In the records below, find each line with the word "mantissa" and copy it.

(Extracted data entries)
● ● ● ● ● ● ●
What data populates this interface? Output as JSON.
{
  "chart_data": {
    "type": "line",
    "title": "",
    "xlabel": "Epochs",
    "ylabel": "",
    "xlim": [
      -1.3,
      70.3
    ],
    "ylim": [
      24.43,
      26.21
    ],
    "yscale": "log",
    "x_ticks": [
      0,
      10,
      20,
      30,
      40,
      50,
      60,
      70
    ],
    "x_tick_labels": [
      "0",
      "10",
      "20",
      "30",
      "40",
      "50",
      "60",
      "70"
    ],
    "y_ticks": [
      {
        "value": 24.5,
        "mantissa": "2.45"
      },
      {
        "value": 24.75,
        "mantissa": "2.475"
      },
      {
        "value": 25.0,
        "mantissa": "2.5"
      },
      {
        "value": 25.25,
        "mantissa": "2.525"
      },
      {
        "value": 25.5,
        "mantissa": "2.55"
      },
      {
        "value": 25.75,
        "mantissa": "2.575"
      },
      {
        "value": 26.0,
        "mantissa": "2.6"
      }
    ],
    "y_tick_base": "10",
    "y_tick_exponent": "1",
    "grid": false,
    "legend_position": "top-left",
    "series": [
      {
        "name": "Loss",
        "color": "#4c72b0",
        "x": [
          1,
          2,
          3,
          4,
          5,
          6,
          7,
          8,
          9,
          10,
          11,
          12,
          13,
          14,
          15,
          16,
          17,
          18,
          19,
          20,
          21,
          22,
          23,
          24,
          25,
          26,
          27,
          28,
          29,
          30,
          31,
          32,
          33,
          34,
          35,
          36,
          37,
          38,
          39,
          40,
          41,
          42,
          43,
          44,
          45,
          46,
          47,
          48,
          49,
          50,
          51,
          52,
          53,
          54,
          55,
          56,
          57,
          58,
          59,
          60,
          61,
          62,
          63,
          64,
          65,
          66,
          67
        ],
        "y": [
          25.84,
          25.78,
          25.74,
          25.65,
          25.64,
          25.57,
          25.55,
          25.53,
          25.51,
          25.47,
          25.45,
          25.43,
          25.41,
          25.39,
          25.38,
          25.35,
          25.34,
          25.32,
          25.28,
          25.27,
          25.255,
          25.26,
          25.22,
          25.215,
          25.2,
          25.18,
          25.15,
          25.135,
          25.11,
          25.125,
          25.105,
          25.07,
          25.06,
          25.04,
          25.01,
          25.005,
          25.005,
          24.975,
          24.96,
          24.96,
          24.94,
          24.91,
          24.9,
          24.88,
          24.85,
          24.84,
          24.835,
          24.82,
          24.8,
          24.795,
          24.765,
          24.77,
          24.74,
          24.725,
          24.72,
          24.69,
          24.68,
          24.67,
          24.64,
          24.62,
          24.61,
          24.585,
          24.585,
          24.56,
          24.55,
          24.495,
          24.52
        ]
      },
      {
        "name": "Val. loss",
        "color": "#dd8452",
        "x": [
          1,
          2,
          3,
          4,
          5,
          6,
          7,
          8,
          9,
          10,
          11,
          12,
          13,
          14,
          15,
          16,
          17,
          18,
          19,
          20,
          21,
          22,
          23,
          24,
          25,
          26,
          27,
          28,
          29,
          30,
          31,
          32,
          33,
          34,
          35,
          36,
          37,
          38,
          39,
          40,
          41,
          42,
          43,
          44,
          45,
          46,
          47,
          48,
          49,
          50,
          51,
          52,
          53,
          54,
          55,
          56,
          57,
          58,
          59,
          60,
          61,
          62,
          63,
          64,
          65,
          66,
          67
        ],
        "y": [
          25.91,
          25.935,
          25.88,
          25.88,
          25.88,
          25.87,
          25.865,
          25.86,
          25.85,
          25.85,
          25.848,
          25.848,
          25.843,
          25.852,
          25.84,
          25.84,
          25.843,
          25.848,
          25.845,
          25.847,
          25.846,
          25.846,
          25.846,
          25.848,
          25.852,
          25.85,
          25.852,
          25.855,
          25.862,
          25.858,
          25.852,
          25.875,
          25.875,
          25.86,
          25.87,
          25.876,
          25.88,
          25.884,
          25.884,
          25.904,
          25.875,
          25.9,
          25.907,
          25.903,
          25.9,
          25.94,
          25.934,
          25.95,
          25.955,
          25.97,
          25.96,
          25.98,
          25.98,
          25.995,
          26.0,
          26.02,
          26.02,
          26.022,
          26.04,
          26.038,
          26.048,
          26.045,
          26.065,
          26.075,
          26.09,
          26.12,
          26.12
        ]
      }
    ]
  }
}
● ● ● ● ● ● ●
> Response to this exercise:
        "mantissa": "2.45"
        "mantissa": "2.475"
        "mantissa": "2.5"
        "mantissa": "2.525"
        "mantissa": "2.55"
        "mantissa": "2.575"
        "mantissa": "2.6"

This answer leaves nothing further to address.